◆ ITEMS ◆
## START
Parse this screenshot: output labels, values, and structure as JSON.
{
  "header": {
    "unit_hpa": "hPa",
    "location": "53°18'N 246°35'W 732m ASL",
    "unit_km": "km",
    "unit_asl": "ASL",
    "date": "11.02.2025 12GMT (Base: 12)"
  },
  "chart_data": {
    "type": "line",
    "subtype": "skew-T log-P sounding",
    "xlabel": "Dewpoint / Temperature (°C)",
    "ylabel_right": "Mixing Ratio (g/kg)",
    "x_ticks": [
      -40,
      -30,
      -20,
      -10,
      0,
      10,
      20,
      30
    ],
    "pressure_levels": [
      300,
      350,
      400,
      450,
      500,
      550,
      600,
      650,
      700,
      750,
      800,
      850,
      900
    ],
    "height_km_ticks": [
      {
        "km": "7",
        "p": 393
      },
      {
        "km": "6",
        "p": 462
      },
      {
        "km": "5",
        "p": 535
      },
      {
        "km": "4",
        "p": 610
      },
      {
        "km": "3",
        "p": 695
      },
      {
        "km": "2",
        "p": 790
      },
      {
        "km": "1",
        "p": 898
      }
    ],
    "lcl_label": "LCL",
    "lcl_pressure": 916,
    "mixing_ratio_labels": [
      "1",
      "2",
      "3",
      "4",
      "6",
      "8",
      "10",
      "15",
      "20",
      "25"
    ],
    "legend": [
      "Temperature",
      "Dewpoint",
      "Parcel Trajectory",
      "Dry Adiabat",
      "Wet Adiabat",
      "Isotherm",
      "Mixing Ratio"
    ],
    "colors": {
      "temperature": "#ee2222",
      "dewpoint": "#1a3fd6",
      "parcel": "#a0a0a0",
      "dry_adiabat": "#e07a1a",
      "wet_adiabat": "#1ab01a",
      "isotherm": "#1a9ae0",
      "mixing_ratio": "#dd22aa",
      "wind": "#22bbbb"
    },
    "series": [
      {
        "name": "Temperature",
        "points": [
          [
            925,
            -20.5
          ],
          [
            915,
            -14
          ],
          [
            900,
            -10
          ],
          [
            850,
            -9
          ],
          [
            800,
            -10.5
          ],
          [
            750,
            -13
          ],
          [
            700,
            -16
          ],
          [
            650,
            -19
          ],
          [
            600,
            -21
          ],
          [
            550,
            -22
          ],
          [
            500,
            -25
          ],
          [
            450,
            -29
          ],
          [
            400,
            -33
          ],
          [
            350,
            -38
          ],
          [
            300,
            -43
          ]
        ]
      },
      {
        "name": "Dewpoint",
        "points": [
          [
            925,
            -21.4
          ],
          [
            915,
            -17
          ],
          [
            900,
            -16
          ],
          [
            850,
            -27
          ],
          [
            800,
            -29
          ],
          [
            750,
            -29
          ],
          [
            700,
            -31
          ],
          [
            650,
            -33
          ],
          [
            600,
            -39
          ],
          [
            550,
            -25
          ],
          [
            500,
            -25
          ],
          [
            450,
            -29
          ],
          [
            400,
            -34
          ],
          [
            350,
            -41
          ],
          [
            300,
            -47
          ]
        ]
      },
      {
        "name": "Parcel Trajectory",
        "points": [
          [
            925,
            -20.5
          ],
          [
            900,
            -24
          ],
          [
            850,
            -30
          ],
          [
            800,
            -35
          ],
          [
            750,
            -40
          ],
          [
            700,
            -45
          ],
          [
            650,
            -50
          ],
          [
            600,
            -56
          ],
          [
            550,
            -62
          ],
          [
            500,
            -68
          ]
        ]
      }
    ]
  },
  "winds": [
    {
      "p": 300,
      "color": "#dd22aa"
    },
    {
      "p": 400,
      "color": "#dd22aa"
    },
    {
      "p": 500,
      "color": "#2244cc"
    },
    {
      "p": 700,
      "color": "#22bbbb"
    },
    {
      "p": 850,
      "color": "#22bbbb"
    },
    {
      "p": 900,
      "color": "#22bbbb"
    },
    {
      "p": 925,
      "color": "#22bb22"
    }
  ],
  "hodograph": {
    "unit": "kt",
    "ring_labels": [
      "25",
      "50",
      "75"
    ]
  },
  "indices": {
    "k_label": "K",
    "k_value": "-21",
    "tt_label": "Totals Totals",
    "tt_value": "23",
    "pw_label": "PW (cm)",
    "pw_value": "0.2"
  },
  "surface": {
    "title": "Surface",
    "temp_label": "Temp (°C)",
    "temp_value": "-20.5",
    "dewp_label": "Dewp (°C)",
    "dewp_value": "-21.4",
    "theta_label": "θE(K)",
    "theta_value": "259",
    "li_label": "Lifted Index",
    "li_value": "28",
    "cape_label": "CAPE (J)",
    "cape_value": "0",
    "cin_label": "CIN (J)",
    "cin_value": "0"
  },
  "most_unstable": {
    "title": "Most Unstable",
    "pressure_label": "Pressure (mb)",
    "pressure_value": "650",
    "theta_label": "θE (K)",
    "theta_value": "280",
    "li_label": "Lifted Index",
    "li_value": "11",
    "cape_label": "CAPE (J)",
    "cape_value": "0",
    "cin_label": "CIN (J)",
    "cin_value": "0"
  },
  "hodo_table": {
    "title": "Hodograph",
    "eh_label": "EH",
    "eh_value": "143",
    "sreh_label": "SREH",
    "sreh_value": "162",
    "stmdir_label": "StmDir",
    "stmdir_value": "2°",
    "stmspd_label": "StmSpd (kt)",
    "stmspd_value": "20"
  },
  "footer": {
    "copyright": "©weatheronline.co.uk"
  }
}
## END
◆ GOAL ◆
Extract, word for word, each line of the listing above.

◆ RESPONSE BELOW ◆
Parse this screenshot: output labels, values, and structure as JSON.
{
  "header": {
    "unit_hpa": "hPa",
    "location": "53°18'N 246°35'W 732m ASL",
    "unit_km": "km",
    "unit_asl": "ASL",
    "date": "11.02.2025 12GMT (Base: 12)"
  },
  "chart_data": {
    "type": "line",
    "subtype": "skew-T log-P sounding",
    "xlabel": "Dewpoint / Temperature (°C)",
    "ylabel_right": "Mixing Ratio (g/kg)",
    "x_ticks": [
      -40,
      -30,
      -20,
      -10,
      0,
      10,
      20,
      30
    ],
    "pressure_levels": [
      300,
      350,
      400,
      450,
      500,
      550,
      600,
      650,
      700,
      750,
      800,
      850,
      900
    ],
    "height_km_ticks": [
      {
        "km": "7",
        "p": 393
      },
      {
        "km": "6",
        "p": 462
      },
      {
        "km": "5",
        "p": 535
      },
      {
        "km": "4",
        "p": 610
      },
      {
        "km": "3",
        "p": 695
      },
      {
        "km": "2",
        "p": 790
      },
      {
        "km": "1",
        "p": 898
      }
    ],
    "lcl_label": "LCL",
    "lcl_pressure": 916,
    "mixing_ratio_labels": [
      "1",
      "2",
      "3",
      "4",
      "6",
      "8",
      "10",
      "15",
      "20",
      "25"
    ],
    "legend": [
      "Temperature",
      "Dewpoint",
      "Parcel Trajectory",
      "Dry Adiabat",
      "Wet Adiabat",
      "Isotherm",
      "Mixing Ratio"
    ],
    "colors": {
      "temperature": "#ee2222",
      "dewpoint": "#1a3fd6",
      "parcel": "#a0a0a0",
      "dry_adiabat": "#e07a1a",
      "wet_adiabat": "#1ab01a",
      "isotherm": "#1a9ae0",
      "mixing_ratio": "#dd22aa",
      "wind": "#22bbbb"
    },
    "series": [
      {
        "name": "Temperature",
        "points": [
          [
            925,
            -20.5
          ],
          [
            915,
            -14
          ],
          [
            900,
            -10
          ],
          [
            850,
            -9
          ],
          [
            800,
            -10.5
          ],
          [
            750,
            -13
          ],
          [
            700,
            -16
          ],
          [
            650,
            -19
          ],
          [
            600,
            -21
          ],
          [
            550,
            -22
          ],
          [
            500,
            -25
          ],
          [
            450,
            -29
          ],
          [
            400,
            -33
          ],
          [
            350,
            -38
          ],
          [
            300,
            -43
          ]
        ]
      },
      {
        "name": "Dewpoint",
        "points": [
          [
            925,
            -21.4
          ],
          [
            915,
            -17
          ],
          [
            900,
            -16
          ],
          [
            850,
            -27
          ],
          [
            800,
            -29
          ],
          [
            750,
            -29
          ],
          [
            700,
            -31
          ],
          [
            650,
            -33
          ],
          [
            600,
            -39
          ],
          [
            550,
            -25
          ],
          [
            500,
            -25
          ],
          [
            450,
            -29
          ],
          [
            400,
            -34
          ],
          [
            350,
            -41
          ],
          [
            300,
            -47
          ]
        ]
      },
      {
        "name": "Parcel Trajectory",
        "points": [
          [
            925,
            -20.5
          ],
          [
            900,
            -24
          ],
          [
            850,
            -30
          ],
          [
            800,
            -35
          ],
          [
            750,
            -40
          ],
          [
            700,
            -45
          ],
          [
            650,
            -50
          ],
          [
            600,
            -56
          ],
          [
            550,
            -62
          ],
          [
            500,
            -68
          ]
        ]
      }
    ]
  },
  "winds": [
    {
      "p": 300,
      "color": "#dd22aa"
    },
    {
      "p": 400,
      "color": "#dd22aa"
    },
    {
      "p": 500,
      "color": "#2244cc"
    },
    {
      "p": 700,
      "color": "#22bbbb"
    },
    {
      "p": 850,
      "color": "#22bbbb"
    },
    {
      "p": 900,
      "color": "#22bbbb"
    },
    {
      "p": 925,
      "color": "#22bb22"
    }
  ],
  "hodograph": {
    "unit": "kt",
    "ring_labels": [
      "25",
      "50",
      "75"
    ]
  },
  "indices": {
    "k_label": "K",
    "k_value": "-21",
    "tt_label": "Totals Totals",
    "tt_value": "23",
    "pw_label": "PW (cm)",
    "pw_value": "0.2"
  },
  "surface": {
    "title": "Surface",
    "temp_label": "Temp (°C)",
    "temp_value": "-20.5",
    "dewp_label": "Dewp (°C)",
    "dewp_value": "-21.4",
    "theta_label": "θE(K)",
    "theta_value": "259",
    "li_label": "Lifted Index",
    "li_value": "28",
    "cape_label": "CAPE (J)",
    "cape_value": "0",
    "cin_label": "CIN (J)",
    "cin_value": "0"
  },
  "most_unstable": {
    "title": "Most Unstable",
    "pressure_label": "Pressure (mb)",
    "pressure_value": "650",
    "theta_label": "θE (K)",
    "theta_value": "280",
    "li_label": "Lifted Index",
    "li_value": "11",
    "cape_label": "CAPE (J)",
    "cape_value": "0",
    "cin_label": "CIN (J)",
    "cin_value": "0"
  },
  "hodo_table": {
    "title": "Hodograph",
    "eh_label": "EH",
    "eh_value": "143",
    "sreh_label": "SREH",
    "sreh_value": "162",
    "stmdir_label": "StmDir",
    "stmdir_value": "2°",
    "stmspd_label": "StmSpd (kt)",
    "stmspd_value": "20"
  },
  "footer": {
    "copyright": "©weatheronline.co.uk"
  }
}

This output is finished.